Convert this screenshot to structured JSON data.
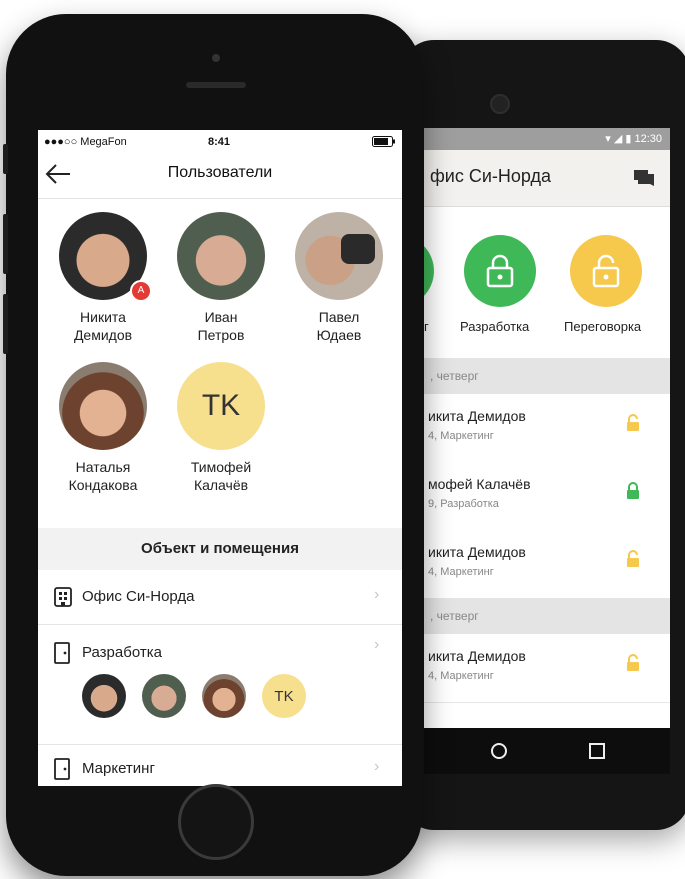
{
  "android": {
    "status_time": "12:30",
    "title": "фис Си-Норда",
    "rooms": [
      {
        "label": "г",
        "color": "#3fb858",
        "kind": "partial"
      },
      {
        "label": "Разработка",
        "color": "#3fb858"
      },
      {
        "label": "Переговорка",
        "color": "#f6c84b"
      }
    ],
    "sections": [
      ", четверг",
      ", четверг"
    ],
    "rows": [
      {
        "name": "икита Демидов",
        "sub": "4, Маркетинг",
        "lock_color": "#f6c84b"
      },
      {
        "name": "мофей Калачёв",
        "sub": "9, Разработка",
        "lock_color": "#3fb858"
      },
      {
        "name": "икита Демидов",
        "sub": "4, Маркетинг",
        "lock_color": "#f6c84b"
      },
      {
        "name": "икита Демидов",
        "sub": "4, Маркетинг",
        "lock_color": "#f6c84b"
      }
    ],
    "nav": {
      "home_icon": "circle-icon",
      "recents_icon": "square-icon"
    }
  },
  "ios": {
    "status": {
      "carrier": "●●●○○ MegaFon",
      "time": "8:41"
    },
    "title": "Пользователи",
    "users": [
      {
        "first": "Никита",
        "last": "Демидов",
        "badge": "A",
        "tone": "#8a5a44"
      },
      {
        "first": "Иван",
        "last": "Петров",
        "tone": "#6a7a6a"
      },
      {
        "first": "Павел",
        "last": "Юдаев",
        "tone": "#9a8878"
      },
      {
        "first": "Наталья",
        "last": "Кондакова",
        "tone": "#a06a4a"
      },
      {
        "first": "Тимофей",
        "last": "Калачёв",
        "initials": "TK"
      }
    ],
    "section_title": "Объект и помещения",
    "rows": [
      {
        "label": "Офис Си-Норда",
        "icon": "building-icon"
      },
      {
        "label": "Разработка",
        "icon": "door-icon"
      },
      {
        "label": "Маркетинг",
        "icon": "door-icon"
      }
    ],
    "room_members_initials": "TK",
    "accent": "#f7e08d"
  }
}
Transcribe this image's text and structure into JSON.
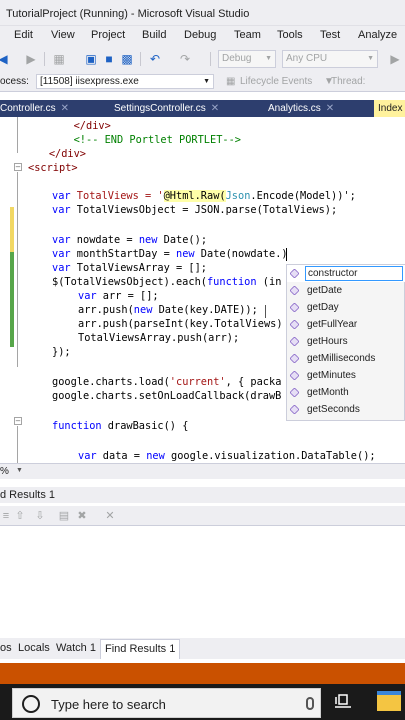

Instructions to follow: Pictures appear in the records above. Output everything except them, exactly.

Result for this task:
Convert this screenshot to structured JSON data.
{
  "android": {
    "status_time": "12:30",
    "title": "фис Си-Норда",
    "rooms": [
      {
        "label": "г",
        "color": "#3fb858",
        "kind": "partial"
      },
      {
        "label": "Разработка",
        "color": "#3fb858"
      },
      {
        "label": "Переговорка",
        "color": "#f6c84b"
      }
    ],
    "sections": [
      ", четверг",
      ", четверг"
    ],
    "rows": [
      {
        "name": "икита Демидов",
        "sub": "4, Маркетинг",
        "lock_color": "#f6c84b"
      },
      {
        "name": "мофей Калачёв",
        "sub": "9, Разработка",
        "lock_color": "#3fb858"
      },
      {
        "name": "икита Демидов",
        "sub": "4, Маркетинг",
        "lock_color": "#f6c84b"
      },
      {
        "name": "икита Демидов",
        "sub": "4, Маркетинг",
        "lock_color": "#f6c84b"
      }
    ],
    "nav": {
      "home_icon": "circle-icon",
      "recents_icon": "square-icon"
    }
  },
  "ios": {
    "status": {
      "carrier": "●●●○○ MegaFon",
      "time": "8:41"
    },
    "title": "Пользователи",
    "users": [
      {
        "first": "Никита",
        "last": "Демидов",
        "badge": "A",
        "tone": "#8a5a44"
      },
      {
        "first": "Иван",
        "last": "Петров",
        "tone": "#6a7a6a"
      },
      {
        "first": "Павел",
        "last": "Юдаев",
        "tone": "#9a8878"
      },
      {
        "first": "Наталья",
        "last": "Кондакова",
        "tone": "#a06a4a"
      },
      {
        "first": "Тимофей",
        "last": "Калачёв",
        "initials": "TK"
      }
    ],
    "section_title": "Объект и помещения",
    "rows": [
      {
        "label": "Офис Си-Норда",
        "icon": "building-icon"
      },
      {
        "label": "Разработка",
        "icon": "door-icon"
      },
      {
        "label": "Маркетинг",
        "icon": "door-icon"
      }
    ],
    "room_members_initials": "TK",
    "accent": "#f7e08d"
  }
}
Transcribe this image's text and structure into JSON.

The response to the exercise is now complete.